> _Material for this exercise_:
::::::::::
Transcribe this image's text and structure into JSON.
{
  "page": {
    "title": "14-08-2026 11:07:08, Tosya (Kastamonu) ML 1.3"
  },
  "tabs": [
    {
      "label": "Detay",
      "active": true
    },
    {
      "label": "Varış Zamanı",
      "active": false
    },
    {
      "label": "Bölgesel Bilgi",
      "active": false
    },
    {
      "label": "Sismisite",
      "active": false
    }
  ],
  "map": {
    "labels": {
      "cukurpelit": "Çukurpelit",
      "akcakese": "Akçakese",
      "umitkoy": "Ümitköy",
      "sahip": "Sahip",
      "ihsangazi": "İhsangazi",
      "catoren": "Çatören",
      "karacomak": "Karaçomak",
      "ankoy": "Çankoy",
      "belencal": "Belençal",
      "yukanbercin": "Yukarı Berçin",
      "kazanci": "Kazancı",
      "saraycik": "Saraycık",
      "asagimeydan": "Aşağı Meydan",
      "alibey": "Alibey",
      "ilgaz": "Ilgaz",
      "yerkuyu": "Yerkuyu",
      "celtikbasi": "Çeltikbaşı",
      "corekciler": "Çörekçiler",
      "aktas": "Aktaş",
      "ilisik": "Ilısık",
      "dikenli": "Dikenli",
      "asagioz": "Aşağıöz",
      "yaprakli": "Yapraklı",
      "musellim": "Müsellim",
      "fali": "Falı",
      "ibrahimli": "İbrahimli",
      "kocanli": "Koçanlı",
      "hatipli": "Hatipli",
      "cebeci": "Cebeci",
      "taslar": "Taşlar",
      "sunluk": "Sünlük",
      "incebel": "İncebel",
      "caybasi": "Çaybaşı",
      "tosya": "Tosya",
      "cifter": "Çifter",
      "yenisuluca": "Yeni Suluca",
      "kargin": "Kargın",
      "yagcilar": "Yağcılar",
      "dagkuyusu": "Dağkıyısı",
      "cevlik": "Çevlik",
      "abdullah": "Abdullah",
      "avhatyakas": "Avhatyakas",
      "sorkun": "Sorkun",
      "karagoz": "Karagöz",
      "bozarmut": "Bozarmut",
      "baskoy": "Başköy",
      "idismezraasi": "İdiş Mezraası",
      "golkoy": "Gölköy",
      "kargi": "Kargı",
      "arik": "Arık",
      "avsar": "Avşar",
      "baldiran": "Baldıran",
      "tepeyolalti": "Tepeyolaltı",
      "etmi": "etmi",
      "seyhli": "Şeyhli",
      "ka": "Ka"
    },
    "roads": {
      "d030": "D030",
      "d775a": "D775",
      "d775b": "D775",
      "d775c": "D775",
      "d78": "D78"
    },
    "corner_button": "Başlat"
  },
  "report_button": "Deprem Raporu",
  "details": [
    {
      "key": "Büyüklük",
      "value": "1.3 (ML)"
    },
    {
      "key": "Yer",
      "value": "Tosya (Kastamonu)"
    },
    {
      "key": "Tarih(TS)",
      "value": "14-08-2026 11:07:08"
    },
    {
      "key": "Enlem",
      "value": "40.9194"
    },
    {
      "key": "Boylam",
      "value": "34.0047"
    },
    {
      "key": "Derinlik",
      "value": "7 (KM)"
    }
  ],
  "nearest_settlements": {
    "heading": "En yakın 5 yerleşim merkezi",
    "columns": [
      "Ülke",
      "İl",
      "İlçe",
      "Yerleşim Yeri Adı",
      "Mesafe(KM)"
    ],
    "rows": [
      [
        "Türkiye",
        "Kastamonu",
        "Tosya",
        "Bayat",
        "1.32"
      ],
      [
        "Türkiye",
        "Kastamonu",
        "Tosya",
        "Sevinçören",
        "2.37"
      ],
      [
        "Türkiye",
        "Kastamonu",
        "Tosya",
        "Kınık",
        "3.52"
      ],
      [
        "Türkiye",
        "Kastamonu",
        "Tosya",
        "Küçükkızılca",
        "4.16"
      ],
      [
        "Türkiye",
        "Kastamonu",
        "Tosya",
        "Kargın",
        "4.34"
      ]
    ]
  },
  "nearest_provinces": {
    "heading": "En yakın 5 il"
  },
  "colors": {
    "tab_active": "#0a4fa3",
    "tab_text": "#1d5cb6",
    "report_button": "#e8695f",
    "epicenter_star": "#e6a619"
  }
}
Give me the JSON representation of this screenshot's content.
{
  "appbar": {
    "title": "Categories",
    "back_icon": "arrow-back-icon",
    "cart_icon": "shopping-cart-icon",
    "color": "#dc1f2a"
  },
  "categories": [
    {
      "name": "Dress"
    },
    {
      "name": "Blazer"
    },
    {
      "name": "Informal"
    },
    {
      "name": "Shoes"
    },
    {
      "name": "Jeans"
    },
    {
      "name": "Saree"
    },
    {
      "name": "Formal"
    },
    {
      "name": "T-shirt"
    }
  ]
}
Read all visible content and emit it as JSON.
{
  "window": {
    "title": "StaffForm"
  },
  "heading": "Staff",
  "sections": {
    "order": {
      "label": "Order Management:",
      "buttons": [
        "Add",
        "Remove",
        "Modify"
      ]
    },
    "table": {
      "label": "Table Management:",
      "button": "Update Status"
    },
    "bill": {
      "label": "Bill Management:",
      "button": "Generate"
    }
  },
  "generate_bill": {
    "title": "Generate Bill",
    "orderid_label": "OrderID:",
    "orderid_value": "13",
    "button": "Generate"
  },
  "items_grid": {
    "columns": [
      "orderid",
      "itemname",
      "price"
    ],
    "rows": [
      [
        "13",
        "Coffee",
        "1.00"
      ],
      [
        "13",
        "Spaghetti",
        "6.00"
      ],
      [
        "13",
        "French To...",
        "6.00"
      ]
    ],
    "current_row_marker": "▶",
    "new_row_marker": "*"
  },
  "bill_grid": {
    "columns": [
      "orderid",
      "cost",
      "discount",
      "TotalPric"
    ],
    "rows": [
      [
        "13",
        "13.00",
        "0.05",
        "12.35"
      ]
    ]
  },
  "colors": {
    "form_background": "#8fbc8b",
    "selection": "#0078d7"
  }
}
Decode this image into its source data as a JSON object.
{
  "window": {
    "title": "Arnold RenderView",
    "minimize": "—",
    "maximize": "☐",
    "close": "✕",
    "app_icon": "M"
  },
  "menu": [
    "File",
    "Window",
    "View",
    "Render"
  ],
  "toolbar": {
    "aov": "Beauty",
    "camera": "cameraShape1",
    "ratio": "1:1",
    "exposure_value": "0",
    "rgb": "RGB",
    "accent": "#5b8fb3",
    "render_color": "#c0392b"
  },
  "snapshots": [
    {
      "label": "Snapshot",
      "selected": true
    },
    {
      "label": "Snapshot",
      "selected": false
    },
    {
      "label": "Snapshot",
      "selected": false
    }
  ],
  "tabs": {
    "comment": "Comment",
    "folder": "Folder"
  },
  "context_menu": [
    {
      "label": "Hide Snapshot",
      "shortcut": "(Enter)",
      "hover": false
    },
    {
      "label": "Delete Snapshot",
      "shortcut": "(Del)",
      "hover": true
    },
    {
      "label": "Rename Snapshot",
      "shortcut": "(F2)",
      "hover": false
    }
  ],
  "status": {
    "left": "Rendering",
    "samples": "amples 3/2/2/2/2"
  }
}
::::::::::
Point out every line holding the string "yakın" and copy it.

> _Output_:
    "heading": "En yakın 5 yerleşim merkezi",
    "heading": "En yakın 5 il"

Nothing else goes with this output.